TEXTO DE LECTURA:
================================
Absolutismo y economía en la España del siglo XVIII, Sílex, Madrid 2011, pp. 915.
Más Estado y más mercado. A modo de prefacio
Guillermo Pérez Sarrión
Hasta el siglo XVIII los seres humanos, para saber algo de su futuro,
consultaban a los adivinos o indagaban en los astros. Desde entonces, en el siglo
de la razón, la razón misma acabó por convencer a muchos de que la única forma
de saber algo del futuro de la sociedad, de una sociedad compuesta por
individuos con una casi infinita capacidad de improvisar, contradecirse,
imaginar, actuar emocionalmente, o crear caos social, era indagar en su pasado.
Desde entonces a ello se dedican los historiadores, y en esta tradición se inscribe
un libro como este. En los siglos XVI y XVII, en la era del absolutismo, del
renacer del pensamiento clásico, de las luchas religiosas, las comunidades
políticas de Europa occidental habían experimentado cambios sustanciales en su
composición, fines y medios, y en ese contexto la sociedad española, tan
condicionada por la evolución de la monarquía, que tanto había tenido que ver en
su nacimiento y desarrollo, supo encontrar condiciones que hicieron posible su
profunda readaptación: un proceso que en el largo plazo sentó las bases de la
sociedad actual.
La colección de estudios que subsigue, centrada en el siglo XVIII, tiene dos
puntos de referencia: el nuevo impulso político que la monarquía y el Estado
españoles experimentaron tras la guerra de Sucesión, y el proceso de creación del
mercado nacional que ya estaba en pleno proceso de creación a través del
desarrollo de regiones económicas que con el tiempo acabaron conectadas.
Desarrollo político y desarrollo económico aparecen así relacionados de un modo
que, creemos, no ha sido resaltado convenientemente en la historiografía.
================================
REGISTROS PROPORCIONADOS:

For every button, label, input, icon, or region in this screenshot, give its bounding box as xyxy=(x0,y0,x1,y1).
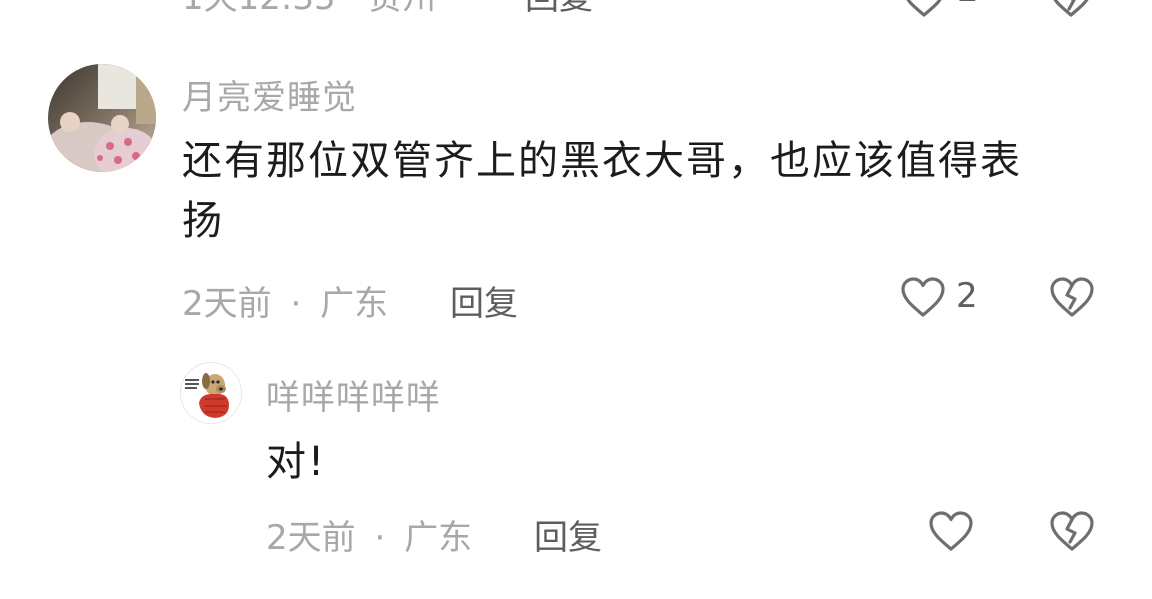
dislike-button[interactable] xyxy=(1048,276,1096,318)
reply-meta: 2天前 · 广东 xyxy=(266,510,472,559)
comment-text-line: 还有那位双管齐上的黑衣大哥，也应该值得表 xyxy=(182,138,1022,184)
prev-comment-meta: 1天12:35 · 贵州 xyxy=(182,0,436,19)
broken-heart-icon xyxy=(1050,511,1094,551)
comment-time: 2天前 xyxy=(182,284,272,324)
avatar[interactable] xyxy=(48,64,156,172)
comment-text: 还有那位双管齐上的黑衣大哥，也应该值得表 扬 xyxy=(182,131,1112,251)
reply-dislike-button[interactable] xyxy=(1048,510,1096,552)
meta-separator: · xyxy=(374,518,386,558)
dog-in-red-jacket-image xyxy=(181,363,241,423)
comment-location: 广东 xyxy=(320,284,389,324)
prev-reply-button[interactable]: 回复 xyxy=(525,0,593,19)
heart-outline-icon xyxy=(901,277,945,317)
reply-reply-button[interactable]: 回复 xyxy=(534,510,602,559)
reply-avatar[interactable] xyxy=(180,362,242,424)
comment-thread: 1天12:35 · 贵州 回复 2 xyxy=(0,0,1152,599)
reply-text: 对! xyxy=(266,439,327,485)
broken-heart-icon xyxy=(1050,277,1094,317)
prev-dislike-button[interactable] xyxy=(1048,0,1094,18)
meta-separator: · xyxy=(290,284,302,324)
like-count: 2 xyxy=(956,276,978,316)
heart-outline-icon xyxy=(929,511,973,551)
heart-outline-icon xyxy=(906,0,942,17)
prev-like-button[interactable] xyxy=(902,0,946,18)
reply-button[interactable]: 回复 xyxy=(450,276,518,325)
reply-username[interactable]: 咩咩咩咩咩 xyxy=(266,370,441,419)
reply-location: 广东 xyxy=(404,518,473,558)
like-button[interactable] xyxy=(900,276,946,318)
avatar-photo-image xyxy=(48,64,156,172)
comment-username[interactable]: 月亮爱睡觉 xyxy=(182,70,357,119)
comment-meta: 2天前 · 广东 xyxy=(182,276,388,325)
reply-like-button[interactable] xyxy=(928,510,974,552)
prev-like-count: 2 xyxy=(957,0,979,10)
reply-time: 2天前 xyxy=(266,518,356,558)
comment-text-line: 扬 xyxy=(182,198,224,244)
broken-heart-icon xyxy=(1053,0,1089,17)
================================
Extrae íntegro el texto sobre absolutismo y economía en la España del siglo XVIII, sin alterar una sola palabra.

SOLUCIÓN:
Absolutismo y economía en la España del siglo XVIII, Sílex, Madrid 2011, pp. 915.
Más Estado y más mercado. A modo de prefacio
Guillermo Pérez Sarrión
Hasta el siglo XVIII los seres humanos, para saber algo de su futuro,
consultaban a los adivinos o indagaban en los astros. Desde entonces, en el siglo
de la razón, la razón misma acabó por convencer a muchos de que la única forma
de saber algo del futuro de la sociedad, de una sociedad compuesta por
individuos con una casi infinita capacidad de improvisar, contradecirse,
imaginar, actuar emocionalmente, o crear caos social, era indagar en su pasado.
Desde entonces a ello se dedican los historiadores, y en esta tradición se inscribe
un libro como este. En los siglos XVI y XVII, en la era del absolutismo, del
renacer del pensamiento clásico, de las luchas religiosas, las comunidades
políticas de Europa occidental habían experimentado cambios sustanciales en su
composición, fines y medios, y en ese contexto la sociedad española, tan
condicionada por la evolución de la monarquía, que tanto había tenido que ver en
su nacimiento y desarrollo, supo encontrar condiciones que hicieron posible su
profunda readaptación: un proceso que en el largo plazo sentó las bases de la
sociedad actual.
La colección de estudios que subsigue, centrada en el siglo XVIII, tiene dos
puntos de referencia: el nuevo impulso político que la monarquía y el Estado
españoles experimentaron tras la guerra de Sucesión, y el proceso de creación del
mercado nacional que ya estaba en pleno proceso de creación a través del
desarrollo de regiones económicas que con el tiempo acabaron conectadas.
Desarrollo político y desarrollo económico aparecen así relacionados de un modo
que, creemos, no ha sido resaltado convenientemente en la historiografía.